[Data entries]
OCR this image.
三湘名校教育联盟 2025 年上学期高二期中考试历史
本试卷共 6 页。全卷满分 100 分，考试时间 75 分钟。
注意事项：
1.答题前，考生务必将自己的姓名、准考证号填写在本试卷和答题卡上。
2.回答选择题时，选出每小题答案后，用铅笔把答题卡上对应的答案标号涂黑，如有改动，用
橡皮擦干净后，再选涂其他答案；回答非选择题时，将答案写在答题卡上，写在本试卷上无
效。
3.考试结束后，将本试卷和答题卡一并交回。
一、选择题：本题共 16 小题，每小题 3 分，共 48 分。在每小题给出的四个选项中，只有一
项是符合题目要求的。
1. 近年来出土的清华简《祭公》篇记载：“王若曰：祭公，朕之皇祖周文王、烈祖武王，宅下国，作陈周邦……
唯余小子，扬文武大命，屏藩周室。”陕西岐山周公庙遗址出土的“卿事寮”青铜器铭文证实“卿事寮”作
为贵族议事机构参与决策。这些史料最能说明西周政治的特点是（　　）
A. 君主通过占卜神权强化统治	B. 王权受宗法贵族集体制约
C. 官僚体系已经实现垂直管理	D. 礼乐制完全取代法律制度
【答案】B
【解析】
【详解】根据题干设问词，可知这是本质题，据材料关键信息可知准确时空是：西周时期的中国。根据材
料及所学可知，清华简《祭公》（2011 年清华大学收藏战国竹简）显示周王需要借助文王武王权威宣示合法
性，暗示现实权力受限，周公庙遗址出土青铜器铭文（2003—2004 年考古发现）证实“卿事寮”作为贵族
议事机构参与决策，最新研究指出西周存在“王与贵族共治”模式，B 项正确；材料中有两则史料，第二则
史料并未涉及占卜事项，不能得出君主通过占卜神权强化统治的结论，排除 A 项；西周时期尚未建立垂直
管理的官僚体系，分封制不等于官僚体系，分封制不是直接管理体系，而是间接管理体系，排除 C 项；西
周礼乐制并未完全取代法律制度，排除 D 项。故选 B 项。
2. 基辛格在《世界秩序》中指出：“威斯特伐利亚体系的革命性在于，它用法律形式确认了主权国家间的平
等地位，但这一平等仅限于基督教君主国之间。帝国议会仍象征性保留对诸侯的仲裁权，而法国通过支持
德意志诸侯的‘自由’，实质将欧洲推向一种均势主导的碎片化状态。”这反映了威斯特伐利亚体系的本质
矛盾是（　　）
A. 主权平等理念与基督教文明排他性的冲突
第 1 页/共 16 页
...
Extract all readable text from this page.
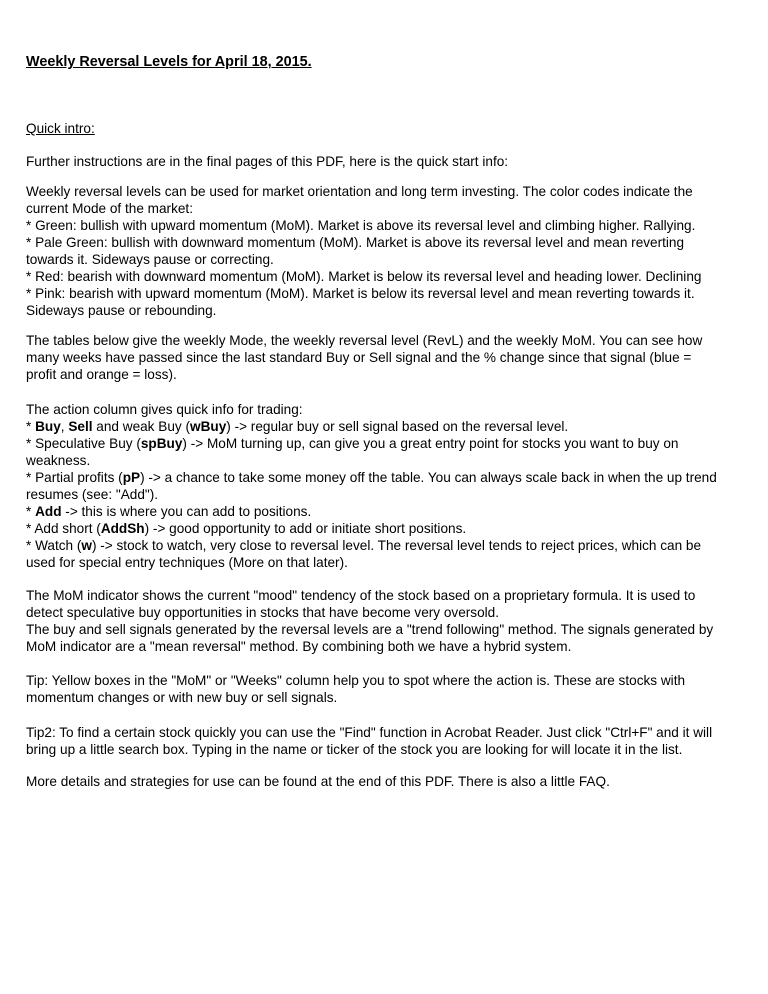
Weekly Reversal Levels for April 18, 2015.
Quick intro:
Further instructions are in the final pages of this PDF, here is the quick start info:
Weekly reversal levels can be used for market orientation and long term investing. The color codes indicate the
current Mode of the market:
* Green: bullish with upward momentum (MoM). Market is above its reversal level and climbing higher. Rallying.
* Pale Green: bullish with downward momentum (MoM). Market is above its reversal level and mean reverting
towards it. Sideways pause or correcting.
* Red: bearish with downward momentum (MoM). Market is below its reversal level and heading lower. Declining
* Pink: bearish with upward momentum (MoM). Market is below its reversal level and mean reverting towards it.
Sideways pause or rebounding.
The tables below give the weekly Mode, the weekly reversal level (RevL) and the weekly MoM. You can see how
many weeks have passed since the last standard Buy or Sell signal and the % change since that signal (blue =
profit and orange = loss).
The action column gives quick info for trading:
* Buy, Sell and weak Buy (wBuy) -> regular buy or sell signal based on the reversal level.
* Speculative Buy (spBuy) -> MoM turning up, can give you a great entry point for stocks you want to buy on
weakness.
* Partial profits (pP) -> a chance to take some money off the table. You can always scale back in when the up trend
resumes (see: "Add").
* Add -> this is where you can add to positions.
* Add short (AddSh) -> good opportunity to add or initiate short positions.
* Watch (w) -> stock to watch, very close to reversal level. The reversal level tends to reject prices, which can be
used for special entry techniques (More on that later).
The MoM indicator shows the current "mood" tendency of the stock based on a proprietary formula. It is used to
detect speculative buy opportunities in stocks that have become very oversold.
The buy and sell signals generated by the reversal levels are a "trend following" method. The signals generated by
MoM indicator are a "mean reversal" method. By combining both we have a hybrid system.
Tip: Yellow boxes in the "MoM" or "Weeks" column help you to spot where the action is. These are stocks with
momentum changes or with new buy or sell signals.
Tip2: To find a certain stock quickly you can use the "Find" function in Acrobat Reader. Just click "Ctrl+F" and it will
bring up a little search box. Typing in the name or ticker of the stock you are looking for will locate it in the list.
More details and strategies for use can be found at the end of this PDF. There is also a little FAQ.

> [Directions for this task] Copy every line in the entries above that has the string "entry" in it.

> [Result for this exercise]
* Speculative Buy (spBuy) -> MoM turning up, can give you a great entry point for stocks you want to buy on
used for special entry techniques (More on that later).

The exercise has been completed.